### To be done
Go through the entries below and pick out every line with "screenshot".

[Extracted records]
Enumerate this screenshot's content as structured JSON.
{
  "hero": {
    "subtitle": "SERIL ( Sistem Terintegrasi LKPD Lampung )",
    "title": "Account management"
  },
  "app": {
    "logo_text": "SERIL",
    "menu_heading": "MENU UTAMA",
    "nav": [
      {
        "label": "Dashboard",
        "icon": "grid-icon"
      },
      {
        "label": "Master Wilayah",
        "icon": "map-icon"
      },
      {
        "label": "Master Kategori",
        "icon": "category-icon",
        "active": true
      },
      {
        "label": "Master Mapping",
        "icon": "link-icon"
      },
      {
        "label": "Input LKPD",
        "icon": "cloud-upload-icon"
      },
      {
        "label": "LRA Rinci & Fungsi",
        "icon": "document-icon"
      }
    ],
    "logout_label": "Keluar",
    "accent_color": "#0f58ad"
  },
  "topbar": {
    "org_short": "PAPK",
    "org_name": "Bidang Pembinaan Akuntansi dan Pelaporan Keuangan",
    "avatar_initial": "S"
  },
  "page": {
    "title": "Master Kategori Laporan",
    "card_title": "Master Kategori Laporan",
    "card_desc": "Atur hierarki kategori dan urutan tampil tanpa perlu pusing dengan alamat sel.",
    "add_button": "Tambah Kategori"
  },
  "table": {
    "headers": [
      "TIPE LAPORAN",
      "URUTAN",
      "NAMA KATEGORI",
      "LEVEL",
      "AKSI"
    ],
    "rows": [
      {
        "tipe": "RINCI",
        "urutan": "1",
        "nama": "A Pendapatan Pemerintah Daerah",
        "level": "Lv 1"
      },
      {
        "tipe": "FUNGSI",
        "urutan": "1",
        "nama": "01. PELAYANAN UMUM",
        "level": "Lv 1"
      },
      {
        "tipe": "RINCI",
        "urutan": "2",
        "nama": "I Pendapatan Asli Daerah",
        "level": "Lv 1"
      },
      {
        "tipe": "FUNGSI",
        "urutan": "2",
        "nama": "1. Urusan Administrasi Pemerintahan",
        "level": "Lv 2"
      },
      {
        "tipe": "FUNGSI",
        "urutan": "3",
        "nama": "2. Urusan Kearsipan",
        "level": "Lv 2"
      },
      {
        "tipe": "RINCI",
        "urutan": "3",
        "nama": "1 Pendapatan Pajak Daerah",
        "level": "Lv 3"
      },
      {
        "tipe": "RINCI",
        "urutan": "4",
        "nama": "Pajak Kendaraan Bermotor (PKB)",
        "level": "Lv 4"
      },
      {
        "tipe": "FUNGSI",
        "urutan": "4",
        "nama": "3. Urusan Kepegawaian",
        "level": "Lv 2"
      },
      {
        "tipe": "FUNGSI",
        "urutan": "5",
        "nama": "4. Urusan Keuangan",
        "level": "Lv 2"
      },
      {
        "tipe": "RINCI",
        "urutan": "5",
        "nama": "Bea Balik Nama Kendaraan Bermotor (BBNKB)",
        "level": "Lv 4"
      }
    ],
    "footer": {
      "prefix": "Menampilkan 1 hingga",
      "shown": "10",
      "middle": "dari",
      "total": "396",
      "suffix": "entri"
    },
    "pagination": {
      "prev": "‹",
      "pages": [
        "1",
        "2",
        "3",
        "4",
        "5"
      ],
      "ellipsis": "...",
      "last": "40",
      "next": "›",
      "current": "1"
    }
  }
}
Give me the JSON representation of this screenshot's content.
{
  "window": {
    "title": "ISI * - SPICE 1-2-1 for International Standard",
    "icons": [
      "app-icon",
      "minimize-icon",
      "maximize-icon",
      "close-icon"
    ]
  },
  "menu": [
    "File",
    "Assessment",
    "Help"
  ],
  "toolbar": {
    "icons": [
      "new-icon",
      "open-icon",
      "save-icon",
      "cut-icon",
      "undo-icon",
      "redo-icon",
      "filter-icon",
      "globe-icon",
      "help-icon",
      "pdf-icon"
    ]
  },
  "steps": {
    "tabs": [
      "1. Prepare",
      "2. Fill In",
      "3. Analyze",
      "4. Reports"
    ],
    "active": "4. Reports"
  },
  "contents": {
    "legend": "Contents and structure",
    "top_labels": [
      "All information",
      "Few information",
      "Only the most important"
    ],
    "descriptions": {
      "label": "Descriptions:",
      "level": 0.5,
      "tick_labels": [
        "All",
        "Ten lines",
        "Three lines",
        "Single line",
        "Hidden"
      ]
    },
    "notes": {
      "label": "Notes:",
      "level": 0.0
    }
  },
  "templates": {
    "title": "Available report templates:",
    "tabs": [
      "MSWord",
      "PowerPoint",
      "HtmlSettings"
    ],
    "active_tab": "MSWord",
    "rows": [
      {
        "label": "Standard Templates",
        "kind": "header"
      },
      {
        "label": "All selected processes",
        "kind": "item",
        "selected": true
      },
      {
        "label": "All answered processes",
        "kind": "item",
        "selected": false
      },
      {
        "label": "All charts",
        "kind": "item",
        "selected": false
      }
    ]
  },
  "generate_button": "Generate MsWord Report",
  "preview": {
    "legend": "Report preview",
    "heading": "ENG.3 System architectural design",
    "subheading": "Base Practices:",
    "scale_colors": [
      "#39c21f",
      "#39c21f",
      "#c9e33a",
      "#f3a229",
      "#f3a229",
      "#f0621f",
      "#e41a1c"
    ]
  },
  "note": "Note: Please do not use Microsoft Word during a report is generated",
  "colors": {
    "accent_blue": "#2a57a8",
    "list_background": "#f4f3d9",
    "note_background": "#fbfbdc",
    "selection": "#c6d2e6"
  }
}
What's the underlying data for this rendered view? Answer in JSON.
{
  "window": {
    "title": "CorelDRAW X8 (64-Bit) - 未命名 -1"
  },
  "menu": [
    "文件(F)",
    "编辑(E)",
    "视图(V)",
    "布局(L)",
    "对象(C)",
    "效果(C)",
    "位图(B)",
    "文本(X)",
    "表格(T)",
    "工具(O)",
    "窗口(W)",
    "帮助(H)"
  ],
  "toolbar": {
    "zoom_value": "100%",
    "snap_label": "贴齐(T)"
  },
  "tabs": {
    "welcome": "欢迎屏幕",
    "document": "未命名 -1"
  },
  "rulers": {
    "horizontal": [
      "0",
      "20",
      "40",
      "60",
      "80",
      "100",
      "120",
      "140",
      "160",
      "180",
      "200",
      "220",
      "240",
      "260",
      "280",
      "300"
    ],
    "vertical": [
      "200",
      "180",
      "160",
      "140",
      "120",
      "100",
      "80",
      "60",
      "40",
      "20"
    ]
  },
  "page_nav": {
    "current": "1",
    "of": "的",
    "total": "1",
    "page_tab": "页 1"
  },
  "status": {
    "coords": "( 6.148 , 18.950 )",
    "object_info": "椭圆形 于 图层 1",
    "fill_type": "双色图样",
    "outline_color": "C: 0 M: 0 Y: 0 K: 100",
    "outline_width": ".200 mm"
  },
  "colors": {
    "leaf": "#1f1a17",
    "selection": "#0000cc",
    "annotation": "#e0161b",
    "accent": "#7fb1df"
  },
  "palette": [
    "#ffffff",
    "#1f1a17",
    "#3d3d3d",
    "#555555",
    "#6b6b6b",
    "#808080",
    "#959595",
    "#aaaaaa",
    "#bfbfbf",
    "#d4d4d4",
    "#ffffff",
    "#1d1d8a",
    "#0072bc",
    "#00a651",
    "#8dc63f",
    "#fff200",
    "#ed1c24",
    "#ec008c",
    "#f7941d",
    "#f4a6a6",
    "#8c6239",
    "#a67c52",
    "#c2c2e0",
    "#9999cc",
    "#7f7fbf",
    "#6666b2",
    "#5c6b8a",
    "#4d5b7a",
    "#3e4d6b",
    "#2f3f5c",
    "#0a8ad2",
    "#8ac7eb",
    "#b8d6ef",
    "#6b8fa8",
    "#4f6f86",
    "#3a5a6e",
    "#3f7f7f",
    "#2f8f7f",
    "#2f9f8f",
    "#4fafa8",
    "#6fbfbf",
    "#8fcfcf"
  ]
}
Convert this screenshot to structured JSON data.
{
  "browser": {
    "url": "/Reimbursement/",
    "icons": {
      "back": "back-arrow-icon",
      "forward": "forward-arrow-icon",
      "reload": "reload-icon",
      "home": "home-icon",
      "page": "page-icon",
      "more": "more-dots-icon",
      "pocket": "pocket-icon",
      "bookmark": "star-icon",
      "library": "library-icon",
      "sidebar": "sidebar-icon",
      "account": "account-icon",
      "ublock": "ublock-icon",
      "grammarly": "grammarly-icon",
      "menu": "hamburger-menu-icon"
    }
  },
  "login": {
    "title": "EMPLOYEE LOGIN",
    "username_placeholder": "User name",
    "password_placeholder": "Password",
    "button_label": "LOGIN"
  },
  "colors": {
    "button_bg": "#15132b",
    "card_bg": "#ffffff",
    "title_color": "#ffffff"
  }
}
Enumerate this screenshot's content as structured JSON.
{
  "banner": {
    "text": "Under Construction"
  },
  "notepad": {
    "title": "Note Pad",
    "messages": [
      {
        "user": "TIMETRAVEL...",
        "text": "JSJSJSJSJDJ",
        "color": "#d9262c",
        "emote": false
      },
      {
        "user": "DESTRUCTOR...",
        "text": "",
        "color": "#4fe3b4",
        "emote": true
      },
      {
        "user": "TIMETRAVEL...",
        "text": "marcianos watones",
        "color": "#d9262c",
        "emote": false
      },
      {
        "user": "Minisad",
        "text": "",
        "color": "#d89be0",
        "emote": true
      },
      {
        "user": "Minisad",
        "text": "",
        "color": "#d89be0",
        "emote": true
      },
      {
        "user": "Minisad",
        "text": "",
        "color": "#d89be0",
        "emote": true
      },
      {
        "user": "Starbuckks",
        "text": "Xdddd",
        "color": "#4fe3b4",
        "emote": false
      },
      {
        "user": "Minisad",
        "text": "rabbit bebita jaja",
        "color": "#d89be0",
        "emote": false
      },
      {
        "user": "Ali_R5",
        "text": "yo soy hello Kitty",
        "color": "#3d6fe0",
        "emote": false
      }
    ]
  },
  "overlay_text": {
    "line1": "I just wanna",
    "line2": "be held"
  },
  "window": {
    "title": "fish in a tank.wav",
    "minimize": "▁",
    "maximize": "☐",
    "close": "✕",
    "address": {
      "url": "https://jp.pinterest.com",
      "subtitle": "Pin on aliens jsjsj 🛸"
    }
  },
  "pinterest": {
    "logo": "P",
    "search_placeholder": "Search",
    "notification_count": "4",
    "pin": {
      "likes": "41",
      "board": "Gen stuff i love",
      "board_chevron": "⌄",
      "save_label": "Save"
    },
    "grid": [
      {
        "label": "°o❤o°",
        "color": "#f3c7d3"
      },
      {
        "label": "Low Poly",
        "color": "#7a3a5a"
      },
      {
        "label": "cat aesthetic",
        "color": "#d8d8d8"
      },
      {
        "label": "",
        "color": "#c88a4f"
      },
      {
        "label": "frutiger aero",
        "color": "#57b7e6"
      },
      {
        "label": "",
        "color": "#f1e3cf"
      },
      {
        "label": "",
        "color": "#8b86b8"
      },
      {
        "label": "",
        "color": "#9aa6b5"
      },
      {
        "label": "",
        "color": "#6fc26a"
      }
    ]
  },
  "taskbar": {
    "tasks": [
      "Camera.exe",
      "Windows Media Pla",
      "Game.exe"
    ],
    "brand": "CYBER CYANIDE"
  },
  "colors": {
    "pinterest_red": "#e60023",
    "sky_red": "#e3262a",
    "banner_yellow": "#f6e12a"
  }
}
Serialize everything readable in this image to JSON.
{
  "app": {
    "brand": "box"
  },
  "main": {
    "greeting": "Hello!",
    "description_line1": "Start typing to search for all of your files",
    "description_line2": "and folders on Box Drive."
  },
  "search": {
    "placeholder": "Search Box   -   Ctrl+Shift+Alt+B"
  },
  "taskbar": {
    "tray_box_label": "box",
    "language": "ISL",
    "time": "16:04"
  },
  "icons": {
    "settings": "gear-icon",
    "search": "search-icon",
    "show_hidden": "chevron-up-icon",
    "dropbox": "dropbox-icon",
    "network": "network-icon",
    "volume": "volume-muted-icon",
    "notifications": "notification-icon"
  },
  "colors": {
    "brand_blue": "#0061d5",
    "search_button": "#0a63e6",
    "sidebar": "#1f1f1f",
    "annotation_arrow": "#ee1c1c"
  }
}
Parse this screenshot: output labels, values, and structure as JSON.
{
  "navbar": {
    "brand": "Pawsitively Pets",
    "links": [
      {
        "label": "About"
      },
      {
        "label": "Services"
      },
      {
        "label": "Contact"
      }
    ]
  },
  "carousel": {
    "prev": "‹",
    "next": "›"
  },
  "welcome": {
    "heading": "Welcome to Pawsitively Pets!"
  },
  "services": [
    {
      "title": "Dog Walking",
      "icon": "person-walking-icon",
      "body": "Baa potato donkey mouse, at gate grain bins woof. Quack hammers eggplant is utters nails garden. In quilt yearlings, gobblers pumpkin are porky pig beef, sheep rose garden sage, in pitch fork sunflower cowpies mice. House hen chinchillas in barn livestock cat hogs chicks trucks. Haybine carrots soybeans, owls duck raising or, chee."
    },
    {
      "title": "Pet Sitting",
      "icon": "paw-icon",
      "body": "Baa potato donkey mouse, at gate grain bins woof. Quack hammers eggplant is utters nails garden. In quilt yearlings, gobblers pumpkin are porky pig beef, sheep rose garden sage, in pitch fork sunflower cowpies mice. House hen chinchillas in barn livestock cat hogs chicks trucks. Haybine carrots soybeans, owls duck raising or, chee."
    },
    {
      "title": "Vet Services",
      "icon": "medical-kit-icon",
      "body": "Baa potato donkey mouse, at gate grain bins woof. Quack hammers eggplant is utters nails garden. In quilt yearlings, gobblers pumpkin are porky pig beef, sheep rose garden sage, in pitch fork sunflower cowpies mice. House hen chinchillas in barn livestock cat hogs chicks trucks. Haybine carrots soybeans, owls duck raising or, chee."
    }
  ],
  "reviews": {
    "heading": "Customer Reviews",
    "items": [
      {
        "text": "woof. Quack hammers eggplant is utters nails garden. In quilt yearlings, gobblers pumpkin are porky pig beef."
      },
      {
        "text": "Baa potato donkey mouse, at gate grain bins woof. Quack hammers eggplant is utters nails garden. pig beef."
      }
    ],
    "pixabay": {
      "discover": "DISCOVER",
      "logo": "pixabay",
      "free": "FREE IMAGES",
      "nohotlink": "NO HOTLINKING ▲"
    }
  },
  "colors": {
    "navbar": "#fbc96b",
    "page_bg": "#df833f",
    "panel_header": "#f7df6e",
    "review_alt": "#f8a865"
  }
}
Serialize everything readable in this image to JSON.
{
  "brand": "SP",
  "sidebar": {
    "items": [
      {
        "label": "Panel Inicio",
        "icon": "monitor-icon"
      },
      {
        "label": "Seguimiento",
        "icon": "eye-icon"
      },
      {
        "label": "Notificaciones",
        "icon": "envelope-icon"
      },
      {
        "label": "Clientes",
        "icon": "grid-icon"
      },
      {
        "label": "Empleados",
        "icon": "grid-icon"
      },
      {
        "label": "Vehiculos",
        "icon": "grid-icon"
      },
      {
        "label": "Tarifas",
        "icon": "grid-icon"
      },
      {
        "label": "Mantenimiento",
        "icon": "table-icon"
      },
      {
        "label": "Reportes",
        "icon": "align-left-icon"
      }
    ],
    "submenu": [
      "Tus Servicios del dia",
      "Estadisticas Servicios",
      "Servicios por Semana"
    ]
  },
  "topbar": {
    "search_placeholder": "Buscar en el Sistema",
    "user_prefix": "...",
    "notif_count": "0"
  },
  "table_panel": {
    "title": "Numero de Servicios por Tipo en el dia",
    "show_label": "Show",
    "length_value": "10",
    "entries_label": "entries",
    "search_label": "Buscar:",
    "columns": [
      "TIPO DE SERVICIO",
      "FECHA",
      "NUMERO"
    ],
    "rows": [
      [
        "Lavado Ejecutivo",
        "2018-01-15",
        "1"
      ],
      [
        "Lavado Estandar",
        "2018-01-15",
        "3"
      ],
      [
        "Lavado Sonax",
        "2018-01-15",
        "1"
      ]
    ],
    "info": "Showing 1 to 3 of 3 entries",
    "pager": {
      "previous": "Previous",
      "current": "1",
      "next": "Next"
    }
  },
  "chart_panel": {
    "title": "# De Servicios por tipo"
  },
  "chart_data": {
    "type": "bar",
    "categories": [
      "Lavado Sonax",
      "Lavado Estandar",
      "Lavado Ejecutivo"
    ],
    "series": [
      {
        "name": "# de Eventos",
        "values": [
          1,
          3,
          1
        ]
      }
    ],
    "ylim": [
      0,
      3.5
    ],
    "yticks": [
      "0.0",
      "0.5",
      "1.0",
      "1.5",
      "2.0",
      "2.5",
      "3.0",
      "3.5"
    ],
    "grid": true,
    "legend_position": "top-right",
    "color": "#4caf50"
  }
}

### Finished exercise
Enumerate this screenshot's content as structured JSON.
Give me the JSON representation of this screenshot's content.
Convert this screenshot to structured JSON data.
Enumerate this screenshot's content as structured JSON.
Parse this screenshot: output labels, values, and structure as JSON.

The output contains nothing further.